Gather the lines that hold the string "growth".
━━━━━ DATA TO PROCESS ━━━━━
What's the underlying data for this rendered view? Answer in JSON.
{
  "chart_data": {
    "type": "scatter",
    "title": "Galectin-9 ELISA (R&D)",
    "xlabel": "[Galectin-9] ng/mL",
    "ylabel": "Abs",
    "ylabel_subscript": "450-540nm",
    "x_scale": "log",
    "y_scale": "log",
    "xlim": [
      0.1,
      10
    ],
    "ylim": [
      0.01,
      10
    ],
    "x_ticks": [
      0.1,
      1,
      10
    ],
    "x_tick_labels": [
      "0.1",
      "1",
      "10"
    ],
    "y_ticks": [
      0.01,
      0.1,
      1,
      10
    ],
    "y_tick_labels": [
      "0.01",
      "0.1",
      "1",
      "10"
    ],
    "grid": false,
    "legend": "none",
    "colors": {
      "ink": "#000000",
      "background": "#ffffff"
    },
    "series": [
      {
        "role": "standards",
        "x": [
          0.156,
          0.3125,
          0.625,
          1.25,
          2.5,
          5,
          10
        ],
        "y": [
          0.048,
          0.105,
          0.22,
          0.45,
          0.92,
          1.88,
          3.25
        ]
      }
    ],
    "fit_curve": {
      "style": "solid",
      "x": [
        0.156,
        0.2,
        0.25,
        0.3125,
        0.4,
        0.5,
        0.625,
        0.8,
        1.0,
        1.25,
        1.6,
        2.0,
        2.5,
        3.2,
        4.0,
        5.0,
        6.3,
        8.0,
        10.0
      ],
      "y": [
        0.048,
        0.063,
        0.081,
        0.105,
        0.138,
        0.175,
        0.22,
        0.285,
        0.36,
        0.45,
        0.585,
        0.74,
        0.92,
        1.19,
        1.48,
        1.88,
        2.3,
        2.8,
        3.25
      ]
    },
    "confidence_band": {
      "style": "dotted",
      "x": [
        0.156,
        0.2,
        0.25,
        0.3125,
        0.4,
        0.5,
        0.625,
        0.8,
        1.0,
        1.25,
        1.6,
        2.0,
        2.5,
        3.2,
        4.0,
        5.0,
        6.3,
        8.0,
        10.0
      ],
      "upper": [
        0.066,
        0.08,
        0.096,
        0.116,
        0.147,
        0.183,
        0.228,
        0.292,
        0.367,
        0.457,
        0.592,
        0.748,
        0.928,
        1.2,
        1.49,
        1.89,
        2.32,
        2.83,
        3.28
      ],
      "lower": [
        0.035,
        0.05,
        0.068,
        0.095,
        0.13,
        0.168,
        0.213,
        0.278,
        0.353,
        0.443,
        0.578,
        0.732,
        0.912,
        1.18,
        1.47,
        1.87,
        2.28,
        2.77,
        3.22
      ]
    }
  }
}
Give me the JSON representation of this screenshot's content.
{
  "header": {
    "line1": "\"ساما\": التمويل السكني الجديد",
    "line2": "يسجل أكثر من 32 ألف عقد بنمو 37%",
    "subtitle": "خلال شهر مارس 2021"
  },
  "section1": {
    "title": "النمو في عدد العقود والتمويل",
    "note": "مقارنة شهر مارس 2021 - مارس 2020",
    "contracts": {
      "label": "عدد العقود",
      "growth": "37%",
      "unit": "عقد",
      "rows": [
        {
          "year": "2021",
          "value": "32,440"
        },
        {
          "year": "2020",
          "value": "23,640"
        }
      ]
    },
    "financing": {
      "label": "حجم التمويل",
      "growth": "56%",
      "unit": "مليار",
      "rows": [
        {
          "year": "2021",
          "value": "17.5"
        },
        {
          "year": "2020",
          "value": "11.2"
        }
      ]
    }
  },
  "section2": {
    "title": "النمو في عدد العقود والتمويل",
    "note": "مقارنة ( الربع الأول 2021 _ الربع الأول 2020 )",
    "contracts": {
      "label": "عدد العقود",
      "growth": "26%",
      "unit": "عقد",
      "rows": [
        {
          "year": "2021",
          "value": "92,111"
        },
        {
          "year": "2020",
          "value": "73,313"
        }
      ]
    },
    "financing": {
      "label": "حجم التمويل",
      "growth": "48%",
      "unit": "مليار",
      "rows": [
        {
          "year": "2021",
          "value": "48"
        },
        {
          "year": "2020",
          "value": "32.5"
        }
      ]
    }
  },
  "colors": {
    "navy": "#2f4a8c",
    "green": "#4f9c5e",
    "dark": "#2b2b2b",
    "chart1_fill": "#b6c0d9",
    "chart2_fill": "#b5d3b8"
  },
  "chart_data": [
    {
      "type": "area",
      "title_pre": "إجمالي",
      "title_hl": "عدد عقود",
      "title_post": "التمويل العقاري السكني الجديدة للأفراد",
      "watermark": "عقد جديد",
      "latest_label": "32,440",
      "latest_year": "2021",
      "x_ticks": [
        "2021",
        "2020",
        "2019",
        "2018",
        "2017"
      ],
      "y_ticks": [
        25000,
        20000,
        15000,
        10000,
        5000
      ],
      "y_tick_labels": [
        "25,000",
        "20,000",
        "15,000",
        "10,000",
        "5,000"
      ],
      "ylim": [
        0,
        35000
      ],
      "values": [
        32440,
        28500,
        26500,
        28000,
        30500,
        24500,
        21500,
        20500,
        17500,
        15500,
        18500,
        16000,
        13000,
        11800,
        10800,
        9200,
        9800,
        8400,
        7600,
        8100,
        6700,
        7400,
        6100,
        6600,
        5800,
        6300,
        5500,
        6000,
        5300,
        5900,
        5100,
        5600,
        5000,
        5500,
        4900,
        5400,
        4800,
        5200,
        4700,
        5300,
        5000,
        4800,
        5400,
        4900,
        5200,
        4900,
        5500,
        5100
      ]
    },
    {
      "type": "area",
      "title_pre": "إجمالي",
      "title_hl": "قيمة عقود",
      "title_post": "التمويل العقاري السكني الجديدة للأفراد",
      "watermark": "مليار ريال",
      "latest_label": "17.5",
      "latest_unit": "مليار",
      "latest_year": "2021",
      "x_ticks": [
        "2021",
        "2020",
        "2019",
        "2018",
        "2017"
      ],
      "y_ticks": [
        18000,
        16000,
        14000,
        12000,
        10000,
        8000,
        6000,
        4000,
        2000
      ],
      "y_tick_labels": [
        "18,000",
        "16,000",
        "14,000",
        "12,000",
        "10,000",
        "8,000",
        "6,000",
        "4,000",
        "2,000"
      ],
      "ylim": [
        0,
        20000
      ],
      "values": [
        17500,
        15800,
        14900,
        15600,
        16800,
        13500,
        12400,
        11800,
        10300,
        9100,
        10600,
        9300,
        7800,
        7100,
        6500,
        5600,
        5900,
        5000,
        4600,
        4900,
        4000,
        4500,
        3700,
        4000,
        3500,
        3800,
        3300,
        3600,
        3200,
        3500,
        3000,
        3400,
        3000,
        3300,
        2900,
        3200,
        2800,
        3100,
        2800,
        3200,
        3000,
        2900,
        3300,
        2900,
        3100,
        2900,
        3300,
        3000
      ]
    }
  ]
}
━━━━━
TASK RESPONSE:
      "growth": "37%",
      "growth": "56%",
      "growth": "26%",
      "growth": "48%",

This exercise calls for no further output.